*EXERCISE PROMPT*. In the entries below, find every line with "Максимальный" and copy it.

*EXERCISE MATERIAL*.
◆ ◆ ◆ ◆

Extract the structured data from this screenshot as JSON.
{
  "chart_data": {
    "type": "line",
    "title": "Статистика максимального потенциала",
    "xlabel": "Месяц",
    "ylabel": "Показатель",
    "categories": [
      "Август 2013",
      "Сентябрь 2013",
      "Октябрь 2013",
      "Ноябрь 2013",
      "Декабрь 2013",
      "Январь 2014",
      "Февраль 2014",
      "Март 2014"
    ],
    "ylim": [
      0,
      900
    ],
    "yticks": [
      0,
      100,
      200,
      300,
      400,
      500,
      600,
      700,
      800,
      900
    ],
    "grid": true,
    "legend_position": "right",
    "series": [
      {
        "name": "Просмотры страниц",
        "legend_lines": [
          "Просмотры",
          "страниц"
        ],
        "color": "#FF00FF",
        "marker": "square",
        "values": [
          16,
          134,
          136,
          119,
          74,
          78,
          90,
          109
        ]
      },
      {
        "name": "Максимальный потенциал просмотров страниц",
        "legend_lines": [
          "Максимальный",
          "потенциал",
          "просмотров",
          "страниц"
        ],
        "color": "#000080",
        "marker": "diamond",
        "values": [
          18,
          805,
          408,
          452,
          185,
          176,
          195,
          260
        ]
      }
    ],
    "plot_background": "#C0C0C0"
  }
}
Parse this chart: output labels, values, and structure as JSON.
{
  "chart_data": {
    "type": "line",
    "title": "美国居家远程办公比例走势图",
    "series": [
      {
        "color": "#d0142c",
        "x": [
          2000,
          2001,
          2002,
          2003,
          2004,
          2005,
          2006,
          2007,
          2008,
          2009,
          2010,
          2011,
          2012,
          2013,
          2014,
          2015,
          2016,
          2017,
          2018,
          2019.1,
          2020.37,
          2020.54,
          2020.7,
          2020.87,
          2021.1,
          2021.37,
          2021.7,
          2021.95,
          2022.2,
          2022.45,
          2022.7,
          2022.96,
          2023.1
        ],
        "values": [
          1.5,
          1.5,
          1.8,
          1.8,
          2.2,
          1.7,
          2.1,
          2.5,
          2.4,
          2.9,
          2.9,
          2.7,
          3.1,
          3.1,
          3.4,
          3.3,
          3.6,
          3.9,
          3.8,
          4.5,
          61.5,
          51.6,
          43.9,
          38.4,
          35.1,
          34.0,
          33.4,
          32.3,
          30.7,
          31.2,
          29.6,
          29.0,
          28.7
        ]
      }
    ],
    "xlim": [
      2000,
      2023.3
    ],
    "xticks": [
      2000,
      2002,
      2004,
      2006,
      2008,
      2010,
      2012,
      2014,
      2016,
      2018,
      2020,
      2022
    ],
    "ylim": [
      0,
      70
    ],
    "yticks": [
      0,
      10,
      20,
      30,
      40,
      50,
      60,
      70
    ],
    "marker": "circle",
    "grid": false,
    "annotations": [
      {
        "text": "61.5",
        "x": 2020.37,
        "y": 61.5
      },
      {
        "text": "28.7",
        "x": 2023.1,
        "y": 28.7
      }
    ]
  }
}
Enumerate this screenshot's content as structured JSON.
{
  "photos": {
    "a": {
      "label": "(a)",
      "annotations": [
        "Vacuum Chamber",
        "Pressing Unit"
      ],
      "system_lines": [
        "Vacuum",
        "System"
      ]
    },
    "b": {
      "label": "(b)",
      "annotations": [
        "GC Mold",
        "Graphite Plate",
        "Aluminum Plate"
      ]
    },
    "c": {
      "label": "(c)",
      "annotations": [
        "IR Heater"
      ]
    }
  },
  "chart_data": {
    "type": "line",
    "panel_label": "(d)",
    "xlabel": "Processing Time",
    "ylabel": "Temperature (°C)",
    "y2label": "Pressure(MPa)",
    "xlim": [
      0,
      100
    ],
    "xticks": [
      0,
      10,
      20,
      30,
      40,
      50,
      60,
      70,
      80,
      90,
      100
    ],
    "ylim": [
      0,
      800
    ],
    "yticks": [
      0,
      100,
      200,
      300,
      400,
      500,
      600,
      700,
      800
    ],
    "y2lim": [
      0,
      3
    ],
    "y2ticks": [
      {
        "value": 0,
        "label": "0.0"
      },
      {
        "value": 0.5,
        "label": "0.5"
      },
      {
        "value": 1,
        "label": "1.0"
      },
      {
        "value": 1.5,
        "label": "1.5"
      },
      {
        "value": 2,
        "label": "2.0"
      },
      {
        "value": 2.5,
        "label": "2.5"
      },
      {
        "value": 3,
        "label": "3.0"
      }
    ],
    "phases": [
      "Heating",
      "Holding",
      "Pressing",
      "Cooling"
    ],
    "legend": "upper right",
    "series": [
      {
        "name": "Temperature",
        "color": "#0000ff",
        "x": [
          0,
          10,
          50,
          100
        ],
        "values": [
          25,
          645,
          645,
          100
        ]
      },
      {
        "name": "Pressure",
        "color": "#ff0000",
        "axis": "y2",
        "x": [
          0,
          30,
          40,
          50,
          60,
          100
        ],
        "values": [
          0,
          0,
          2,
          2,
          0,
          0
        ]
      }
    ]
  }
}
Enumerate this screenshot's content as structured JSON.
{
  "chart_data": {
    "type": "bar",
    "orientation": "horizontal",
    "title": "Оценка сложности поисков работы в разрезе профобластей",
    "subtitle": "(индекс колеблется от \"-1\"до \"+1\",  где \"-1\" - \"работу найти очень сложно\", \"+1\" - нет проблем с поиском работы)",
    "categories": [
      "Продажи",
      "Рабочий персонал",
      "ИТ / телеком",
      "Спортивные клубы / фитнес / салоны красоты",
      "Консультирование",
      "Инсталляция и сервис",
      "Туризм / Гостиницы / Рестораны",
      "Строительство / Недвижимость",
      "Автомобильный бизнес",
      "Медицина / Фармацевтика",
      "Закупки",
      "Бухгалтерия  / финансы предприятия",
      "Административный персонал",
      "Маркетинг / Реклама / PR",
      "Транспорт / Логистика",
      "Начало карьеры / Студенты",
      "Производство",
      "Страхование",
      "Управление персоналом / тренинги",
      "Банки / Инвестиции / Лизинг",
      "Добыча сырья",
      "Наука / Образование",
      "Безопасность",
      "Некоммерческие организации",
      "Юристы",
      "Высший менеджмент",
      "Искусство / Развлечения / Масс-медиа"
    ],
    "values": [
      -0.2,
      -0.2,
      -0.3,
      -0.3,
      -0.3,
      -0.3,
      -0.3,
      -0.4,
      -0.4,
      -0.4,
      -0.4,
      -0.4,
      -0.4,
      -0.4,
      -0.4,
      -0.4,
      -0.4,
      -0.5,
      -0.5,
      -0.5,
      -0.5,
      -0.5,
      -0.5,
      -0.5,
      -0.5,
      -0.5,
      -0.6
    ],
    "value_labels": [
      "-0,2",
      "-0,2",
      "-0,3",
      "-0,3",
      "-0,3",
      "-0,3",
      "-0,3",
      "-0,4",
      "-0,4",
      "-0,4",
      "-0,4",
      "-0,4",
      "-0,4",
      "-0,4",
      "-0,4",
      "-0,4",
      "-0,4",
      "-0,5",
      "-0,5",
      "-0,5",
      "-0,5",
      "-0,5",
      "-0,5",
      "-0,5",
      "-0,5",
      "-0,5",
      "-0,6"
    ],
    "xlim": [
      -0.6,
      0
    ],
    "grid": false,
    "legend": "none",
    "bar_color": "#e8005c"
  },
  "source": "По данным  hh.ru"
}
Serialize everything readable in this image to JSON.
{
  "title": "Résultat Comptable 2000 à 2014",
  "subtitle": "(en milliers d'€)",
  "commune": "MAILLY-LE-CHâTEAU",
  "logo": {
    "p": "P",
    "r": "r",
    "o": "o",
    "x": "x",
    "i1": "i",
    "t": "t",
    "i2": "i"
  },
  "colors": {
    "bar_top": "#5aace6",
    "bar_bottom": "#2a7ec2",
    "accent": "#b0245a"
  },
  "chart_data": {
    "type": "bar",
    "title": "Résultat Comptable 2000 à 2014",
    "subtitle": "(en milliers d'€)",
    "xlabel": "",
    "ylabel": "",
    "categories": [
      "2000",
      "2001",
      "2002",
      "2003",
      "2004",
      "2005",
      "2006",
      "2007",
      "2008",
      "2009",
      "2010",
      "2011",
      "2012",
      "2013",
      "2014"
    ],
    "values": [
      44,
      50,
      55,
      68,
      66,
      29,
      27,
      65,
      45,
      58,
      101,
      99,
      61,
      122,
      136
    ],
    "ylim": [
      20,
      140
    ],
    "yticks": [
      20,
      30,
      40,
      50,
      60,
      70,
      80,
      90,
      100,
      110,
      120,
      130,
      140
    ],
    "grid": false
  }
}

◆ ◆ ◆ ◆

*WRITTEN RESPONSE*.
        "name": "Максимальный потенциал просмотров страниц",
          "Максимальный",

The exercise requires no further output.